Place-based integrated projects

The Queensland Government is funding over $13 million to continue the Queensland Reef Water Quality Program (QRWQP) investment in place-based approaches across the Great Barrier Reef catchment.

Reef Place-Based Integrated Projects (2023–2026)

The Reef Place-Based Integrated Projects initiative, which will see an investment of up to $5.5 million, seeks to help improve Reef water quality and add value to whole-of-catchment and local economies across a range of cross-sector settings.

Like all place-based projects, community, industry, and other stakeholders will have the opportunity to design and deliver the projects in a way that responds to local needs, issues, and opportunities.

In addition to supporting water quality, land management and environmental outcomes, the projects will promote skills and jobs, regional growth, and enduring legacy outcomes across the Reef catchment.

Projects may focus on a variety of opportunities from agricultural land and catchment management, landscape remediation to natural capital, agricultural supply chains, and circular economy opportunities.

The initiative is being delivered in two stages with the first stage focusing on developing regional collaboration by facilitating conversations between diverse stakeholders and sectors.

Task set:
a – Reproduce the portion of the reef place-based projects text between "The Queensland Government" and "Integrated Projects (2023–2026)", inclusive.
b – In the reef place-based projects text, how much will be invested in the Reef Place-Based Integrated Projects initiative?
c – Carry on the text about the Queensland reef place-based projects from its last sentence.

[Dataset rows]
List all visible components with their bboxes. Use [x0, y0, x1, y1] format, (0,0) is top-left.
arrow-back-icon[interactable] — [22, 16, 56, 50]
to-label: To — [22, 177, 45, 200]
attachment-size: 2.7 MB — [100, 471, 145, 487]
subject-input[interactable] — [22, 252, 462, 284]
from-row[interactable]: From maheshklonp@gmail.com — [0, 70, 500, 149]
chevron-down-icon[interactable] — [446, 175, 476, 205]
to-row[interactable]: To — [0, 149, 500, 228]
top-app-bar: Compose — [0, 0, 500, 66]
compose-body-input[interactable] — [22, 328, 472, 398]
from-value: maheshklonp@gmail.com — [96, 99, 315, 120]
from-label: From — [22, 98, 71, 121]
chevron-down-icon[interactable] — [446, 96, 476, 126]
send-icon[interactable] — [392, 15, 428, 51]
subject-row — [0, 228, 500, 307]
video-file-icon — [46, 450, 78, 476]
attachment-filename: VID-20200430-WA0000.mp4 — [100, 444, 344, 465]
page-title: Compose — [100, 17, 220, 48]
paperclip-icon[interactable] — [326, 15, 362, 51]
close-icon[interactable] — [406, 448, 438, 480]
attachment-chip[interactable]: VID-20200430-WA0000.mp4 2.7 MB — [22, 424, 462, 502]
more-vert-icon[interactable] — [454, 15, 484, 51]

Task responses:
a –
The Queensland Government is funding over $13 million to continue the Queensland Reef Water Quality Program (QRWQP) investment in place-based approaches across the Great Barrier Reef catchment.

Reef Place-Based Integrated Projects (2023–2026)

b – Up to $5.5 million.

c –
The second stage will be project design and delivery.

Atherton Tablelands Integrated Collaboration

The Queensland Government and Sustainable Table have each committed $1.5 million toward the Atherton Tablelands Integrated Collaboration, a unique partnership to promote regenerative horticulture and Reef water quality outcomes.

Delivered by Sustainable Table from 2023–2028, the project

  • uses a grassroots approach to engage and support horticulture land managers across the Atherton Tablelands to encourage uptake of regenerative horticulture practices tailored to the local system and environment
  • aims to develop an integrated food hub in the Cairns region, creating links across the agricultural supply chain and a closed-looped economy.

Burdekin Major Integrated Project: Landholder’s Driving Change (phase 2)

The Queensland Government has committed $3 million towards the second phase of the Burdekin Major Integrated Project (Burdekin MIP). This investment will continue to:

  • engage graziers, other land managers and the community to reduce sediment run-off
  • develop better understanding of land management and local water quality.

Burdekin Major Integrated Project Gully Maintenance and Monitoring

The Burdekin Major Integrated Project Gully Maintenance and Monitoring   will see over $500,000 invested into monitoring and maintenance of the 24 gullies remediated as part of the Burdekin MIP for three years until 2025. Learnings on the long-term effectiveness and maintenance of gully remediation works will be shared with groups undertaking similar on ground projects.

Wet Tropics Local Scale Monitoring Program (phase 2)

The $3 million Wet Tropics Local Scale Monitoring Program focuses on water quality monitoring at sub catchment level, paddock demonstration sites and catchment repair monitoring in the Tully and Johnstone catchments.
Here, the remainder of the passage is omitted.